══ Supplied records ══

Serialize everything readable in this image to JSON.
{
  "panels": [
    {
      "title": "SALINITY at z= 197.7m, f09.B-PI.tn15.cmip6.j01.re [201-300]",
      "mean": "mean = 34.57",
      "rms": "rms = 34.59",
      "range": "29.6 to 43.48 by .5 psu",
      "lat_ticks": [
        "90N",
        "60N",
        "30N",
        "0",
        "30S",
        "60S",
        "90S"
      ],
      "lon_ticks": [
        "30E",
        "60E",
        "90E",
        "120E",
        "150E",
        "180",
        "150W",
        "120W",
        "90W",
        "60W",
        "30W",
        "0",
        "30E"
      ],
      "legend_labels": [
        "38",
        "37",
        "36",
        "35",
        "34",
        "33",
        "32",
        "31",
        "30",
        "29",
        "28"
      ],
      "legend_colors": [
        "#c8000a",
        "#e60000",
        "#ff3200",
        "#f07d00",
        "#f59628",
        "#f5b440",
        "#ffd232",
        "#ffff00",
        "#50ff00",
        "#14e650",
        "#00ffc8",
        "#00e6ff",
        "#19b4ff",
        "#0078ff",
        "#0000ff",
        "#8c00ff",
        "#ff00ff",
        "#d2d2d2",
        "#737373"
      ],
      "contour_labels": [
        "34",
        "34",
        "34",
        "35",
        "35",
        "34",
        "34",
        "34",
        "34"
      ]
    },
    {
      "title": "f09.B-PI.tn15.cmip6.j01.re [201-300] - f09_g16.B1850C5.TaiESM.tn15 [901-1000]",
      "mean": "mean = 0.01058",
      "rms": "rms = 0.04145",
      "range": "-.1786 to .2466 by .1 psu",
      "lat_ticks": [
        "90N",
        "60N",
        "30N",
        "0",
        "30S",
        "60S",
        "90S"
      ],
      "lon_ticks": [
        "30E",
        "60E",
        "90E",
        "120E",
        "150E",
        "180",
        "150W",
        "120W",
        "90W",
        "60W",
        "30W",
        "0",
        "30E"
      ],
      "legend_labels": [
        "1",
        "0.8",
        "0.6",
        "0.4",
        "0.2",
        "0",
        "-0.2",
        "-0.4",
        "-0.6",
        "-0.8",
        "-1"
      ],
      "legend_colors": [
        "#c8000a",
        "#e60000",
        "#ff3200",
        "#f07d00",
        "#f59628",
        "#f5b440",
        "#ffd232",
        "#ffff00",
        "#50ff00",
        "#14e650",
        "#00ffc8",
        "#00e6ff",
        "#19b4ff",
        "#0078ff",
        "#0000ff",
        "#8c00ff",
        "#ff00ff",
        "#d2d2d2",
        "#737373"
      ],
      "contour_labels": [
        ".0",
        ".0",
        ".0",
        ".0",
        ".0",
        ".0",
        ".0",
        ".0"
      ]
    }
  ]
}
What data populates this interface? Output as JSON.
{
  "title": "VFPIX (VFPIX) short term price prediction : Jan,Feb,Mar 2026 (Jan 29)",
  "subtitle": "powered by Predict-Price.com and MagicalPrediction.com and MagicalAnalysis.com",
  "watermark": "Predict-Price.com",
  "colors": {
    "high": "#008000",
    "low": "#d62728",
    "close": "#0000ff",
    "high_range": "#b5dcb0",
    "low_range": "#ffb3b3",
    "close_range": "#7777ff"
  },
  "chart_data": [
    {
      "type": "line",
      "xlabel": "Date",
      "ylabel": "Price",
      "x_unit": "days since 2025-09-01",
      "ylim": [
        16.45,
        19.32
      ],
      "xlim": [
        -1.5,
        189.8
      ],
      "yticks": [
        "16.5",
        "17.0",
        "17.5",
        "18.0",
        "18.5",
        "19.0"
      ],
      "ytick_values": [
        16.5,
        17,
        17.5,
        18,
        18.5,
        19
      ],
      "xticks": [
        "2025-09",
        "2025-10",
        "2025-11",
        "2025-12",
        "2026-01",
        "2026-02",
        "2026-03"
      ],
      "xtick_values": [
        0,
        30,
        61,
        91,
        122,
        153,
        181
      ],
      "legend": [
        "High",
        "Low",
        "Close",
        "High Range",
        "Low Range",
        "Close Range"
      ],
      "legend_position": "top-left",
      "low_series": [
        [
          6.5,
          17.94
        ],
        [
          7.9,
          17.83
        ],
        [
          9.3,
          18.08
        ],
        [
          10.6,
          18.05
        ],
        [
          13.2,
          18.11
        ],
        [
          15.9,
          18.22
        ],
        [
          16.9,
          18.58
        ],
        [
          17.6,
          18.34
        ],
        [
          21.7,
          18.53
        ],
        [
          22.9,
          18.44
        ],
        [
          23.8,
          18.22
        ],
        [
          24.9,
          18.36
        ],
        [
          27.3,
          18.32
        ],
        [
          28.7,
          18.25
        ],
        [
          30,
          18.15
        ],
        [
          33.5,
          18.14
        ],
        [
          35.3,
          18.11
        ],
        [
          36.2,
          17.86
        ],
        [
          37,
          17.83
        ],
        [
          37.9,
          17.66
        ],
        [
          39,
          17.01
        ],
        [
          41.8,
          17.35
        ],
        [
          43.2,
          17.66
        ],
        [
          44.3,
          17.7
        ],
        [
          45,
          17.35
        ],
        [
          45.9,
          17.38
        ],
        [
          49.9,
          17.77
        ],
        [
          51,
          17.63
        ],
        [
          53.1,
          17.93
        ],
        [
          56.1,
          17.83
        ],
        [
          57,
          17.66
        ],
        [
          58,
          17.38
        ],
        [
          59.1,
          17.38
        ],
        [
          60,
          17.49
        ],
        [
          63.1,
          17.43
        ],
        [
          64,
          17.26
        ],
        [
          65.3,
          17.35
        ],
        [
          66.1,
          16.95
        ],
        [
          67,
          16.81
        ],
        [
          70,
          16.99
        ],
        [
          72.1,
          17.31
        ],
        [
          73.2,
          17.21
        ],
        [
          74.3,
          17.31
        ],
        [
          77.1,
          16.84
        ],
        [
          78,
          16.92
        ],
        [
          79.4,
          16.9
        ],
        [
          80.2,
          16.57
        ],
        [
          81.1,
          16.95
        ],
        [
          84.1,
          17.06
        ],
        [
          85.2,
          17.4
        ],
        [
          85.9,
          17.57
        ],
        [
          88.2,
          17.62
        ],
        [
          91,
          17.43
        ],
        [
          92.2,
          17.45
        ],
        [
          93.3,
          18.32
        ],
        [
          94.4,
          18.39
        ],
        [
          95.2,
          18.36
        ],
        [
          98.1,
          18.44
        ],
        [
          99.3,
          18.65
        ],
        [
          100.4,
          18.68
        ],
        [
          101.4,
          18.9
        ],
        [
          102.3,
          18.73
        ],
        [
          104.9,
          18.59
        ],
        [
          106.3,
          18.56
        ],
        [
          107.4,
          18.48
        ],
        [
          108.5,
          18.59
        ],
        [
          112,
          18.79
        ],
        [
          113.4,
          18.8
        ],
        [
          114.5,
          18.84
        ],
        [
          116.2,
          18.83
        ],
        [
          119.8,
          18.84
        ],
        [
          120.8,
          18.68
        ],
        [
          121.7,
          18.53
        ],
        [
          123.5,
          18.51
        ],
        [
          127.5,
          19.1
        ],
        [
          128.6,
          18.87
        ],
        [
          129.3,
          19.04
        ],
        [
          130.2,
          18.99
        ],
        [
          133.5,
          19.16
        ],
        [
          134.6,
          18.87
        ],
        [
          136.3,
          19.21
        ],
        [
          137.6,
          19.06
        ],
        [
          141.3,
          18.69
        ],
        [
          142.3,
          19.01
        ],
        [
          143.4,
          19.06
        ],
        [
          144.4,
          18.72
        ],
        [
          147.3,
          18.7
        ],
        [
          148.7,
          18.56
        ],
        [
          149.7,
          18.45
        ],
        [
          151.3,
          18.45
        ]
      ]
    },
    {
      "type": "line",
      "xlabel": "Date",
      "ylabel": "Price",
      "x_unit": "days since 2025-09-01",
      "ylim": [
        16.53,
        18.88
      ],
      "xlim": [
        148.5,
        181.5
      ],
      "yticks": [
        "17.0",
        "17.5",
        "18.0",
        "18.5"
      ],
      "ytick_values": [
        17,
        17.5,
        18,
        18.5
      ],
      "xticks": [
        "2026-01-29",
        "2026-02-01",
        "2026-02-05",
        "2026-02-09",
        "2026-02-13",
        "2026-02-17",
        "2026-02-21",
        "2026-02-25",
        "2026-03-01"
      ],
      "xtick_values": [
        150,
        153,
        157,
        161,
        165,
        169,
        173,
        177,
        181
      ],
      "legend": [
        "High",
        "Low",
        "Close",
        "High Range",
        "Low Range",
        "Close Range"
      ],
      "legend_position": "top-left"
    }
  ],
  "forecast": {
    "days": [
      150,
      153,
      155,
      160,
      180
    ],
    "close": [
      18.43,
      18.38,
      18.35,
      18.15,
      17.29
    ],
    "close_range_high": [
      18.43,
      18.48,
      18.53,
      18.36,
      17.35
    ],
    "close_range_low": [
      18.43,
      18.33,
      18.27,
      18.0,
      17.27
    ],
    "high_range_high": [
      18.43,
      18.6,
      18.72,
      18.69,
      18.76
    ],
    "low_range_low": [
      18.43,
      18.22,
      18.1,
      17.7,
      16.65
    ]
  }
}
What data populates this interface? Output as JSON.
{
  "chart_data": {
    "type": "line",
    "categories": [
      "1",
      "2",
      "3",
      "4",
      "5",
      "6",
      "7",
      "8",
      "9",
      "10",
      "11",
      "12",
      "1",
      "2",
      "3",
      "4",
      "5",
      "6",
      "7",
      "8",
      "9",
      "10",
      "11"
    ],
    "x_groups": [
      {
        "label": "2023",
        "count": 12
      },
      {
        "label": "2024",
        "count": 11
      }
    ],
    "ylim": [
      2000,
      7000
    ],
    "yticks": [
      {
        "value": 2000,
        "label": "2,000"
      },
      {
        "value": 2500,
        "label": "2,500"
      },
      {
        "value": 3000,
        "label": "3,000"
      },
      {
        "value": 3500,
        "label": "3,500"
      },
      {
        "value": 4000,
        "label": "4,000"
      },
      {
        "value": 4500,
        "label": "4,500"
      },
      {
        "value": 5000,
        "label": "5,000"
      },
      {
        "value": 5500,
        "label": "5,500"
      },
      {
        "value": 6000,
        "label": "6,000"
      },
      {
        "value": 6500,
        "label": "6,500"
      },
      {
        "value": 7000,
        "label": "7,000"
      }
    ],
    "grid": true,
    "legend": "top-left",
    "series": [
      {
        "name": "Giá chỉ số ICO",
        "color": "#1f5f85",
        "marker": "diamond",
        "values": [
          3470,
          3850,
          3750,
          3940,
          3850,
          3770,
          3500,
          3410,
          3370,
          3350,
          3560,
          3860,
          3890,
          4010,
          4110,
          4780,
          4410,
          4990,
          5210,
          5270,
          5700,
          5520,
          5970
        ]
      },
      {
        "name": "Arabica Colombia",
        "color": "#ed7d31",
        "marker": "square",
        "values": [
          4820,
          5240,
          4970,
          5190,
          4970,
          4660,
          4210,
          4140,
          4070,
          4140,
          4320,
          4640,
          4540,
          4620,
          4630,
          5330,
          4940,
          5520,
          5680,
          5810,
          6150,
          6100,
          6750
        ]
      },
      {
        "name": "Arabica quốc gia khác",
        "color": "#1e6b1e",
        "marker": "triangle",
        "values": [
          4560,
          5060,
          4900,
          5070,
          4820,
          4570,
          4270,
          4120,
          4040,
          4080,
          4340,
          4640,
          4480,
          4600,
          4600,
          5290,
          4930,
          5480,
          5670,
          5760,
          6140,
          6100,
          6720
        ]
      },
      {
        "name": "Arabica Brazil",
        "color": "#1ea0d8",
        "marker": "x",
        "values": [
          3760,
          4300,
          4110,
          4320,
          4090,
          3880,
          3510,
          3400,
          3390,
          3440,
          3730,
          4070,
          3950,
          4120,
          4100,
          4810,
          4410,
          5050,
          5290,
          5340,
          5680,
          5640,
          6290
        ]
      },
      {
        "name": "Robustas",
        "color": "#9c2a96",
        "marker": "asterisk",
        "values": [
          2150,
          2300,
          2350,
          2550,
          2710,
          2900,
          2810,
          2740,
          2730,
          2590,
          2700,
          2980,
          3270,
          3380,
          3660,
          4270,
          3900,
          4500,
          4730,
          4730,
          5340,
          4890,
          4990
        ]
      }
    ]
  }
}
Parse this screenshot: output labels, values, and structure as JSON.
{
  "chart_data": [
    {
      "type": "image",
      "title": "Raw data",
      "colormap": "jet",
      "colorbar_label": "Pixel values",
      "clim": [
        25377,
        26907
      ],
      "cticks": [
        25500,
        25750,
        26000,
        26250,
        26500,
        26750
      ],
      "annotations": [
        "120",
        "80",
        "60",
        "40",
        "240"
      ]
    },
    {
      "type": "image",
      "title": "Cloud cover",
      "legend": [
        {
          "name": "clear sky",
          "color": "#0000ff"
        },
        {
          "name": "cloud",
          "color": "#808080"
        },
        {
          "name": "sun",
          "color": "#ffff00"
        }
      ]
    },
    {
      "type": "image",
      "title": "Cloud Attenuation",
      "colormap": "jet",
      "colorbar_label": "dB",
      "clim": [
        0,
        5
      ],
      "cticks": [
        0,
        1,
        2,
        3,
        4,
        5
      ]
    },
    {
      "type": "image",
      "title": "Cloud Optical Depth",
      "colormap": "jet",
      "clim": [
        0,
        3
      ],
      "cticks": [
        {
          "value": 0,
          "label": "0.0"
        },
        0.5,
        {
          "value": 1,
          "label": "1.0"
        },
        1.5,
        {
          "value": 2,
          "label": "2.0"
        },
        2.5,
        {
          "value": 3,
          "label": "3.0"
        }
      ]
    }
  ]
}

═══

**Written task**
Locate and copy each line in the data above that includes the word "marker".

**Correct answer**
        "marker": "diamond",
        "marker": "square",
        "marker": "triangle",
        "marker": "x",
        "marker": "asterisk",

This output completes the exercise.